* Begin *
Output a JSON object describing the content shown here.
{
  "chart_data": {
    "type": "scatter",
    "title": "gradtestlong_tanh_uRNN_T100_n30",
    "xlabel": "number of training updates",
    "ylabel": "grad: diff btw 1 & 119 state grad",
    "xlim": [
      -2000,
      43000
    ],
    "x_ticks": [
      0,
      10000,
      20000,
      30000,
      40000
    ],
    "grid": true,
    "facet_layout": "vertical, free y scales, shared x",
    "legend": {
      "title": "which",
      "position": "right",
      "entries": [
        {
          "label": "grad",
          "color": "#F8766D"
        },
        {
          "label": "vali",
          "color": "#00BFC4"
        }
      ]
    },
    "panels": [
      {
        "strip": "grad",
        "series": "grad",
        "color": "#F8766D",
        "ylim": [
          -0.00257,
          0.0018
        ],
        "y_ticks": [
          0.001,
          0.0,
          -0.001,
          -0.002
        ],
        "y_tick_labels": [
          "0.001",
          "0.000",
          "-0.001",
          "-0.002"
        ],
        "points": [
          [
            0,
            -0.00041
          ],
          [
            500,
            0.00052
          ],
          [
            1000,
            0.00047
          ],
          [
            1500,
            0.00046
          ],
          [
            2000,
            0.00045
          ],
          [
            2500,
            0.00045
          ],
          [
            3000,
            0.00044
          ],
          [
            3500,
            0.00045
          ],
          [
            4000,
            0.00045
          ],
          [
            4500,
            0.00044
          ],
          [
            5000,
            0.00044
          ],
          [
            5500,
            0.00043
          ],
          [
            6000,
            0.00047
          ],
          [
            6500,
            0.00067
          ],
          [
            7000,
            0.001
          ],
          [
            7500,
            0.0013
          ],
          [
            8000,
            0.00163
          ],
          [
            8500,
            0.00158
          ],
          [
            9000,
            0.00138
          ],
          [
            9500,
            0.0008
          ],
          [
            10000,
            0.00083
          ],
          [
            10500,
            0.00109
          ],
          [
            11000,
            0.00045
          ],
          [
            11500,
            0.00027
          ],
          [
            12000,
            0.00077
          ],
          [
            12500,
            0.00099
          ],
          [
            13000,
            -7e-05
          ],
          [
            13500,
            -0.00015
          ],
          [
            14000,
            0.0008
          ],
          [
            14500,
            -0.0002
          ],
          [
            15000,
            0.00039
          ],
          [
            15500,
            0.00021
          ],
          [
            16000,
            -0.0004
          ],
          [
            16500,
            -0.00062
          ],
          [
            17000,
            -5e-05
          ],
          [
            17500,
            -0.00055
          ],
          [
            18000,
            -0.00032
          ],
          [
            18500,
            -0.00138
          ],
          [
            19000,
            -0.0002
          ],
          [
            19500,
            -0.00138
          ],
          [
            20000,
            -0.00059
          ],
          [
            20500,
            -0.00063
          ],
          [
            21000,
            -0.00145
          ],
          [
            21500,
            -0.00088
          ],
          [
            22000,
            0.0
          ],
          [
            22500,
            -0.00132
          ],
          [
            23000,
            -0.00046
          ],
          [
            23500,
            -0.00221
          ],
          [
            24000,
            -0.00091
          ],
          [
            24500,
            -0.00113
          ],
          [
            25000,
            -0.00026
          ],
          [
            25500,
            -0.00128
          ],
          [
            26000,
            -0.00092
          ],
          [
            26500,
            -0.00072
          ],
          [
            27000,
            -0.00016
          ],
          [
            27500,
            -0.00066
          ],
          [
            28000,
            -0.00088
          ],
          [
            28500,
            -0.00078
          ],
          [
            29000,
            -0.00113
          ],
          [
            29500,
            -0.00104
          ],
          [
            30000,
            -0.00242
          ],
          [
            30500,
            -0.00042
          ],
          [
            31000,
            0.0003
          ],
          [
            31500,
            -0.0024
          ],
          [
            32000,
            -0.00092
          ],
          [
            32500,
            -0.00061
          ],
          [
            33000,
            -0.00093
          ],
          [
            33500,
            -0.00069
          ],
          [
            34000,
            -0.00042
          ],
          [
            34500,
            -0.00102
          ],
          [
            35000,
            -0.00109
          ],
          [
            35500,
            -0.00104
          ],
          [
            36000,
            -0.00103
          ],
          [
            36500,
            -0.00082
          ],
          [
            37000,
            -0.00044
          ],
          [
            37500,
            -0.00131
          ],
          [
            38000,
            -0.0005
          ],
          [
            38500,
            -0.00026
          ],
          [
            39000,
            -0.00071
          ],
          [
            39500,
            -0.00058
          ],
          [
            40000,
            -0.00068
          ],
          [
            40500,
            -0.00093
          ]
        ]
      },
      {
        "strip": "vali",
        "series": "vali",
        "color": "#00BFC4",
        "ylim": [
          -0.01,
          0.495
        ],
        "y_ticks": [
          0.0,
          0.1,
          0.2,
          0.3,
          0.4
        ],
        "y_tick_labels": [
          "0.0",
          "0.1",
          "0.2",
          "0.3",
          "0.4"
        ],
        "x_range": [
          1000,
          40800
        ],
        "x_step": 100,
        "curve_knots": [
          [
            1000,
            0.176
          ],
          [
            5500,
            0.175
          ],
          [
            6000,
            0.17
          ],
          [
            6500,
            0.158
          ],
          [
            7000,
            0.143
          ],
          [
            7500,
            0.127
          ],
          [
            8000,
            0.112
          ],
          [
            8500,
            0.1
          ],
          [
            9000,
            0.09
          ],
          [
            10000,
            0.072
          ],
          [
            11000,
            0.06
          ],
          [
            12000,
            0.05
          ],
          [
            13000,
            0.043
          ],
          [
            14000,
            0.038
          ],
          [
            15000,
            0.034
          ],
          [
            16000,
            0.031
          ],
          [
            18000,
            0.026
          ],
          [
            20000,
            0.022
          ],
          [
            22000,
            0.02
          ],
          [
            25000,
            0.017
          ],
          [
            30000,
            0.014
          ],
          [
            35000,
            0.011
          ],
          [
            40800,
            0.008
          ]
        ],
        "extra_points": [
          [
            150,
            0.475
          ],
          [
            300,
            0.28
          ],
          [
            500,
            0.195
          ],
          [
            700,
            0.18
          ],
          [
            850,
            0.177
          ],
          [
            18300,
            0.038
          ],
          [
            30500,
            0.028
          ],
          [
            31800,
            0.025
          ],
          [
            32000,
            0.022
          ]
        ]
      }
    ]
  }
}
* End *
* [Given exercise]
Identify and copy all lines with the word "color".

* [Correct response]
          "color": "#F8766D"
          "color": "#00BFC4"
        "color": "#F8766D",
        "color": "#00BFC4",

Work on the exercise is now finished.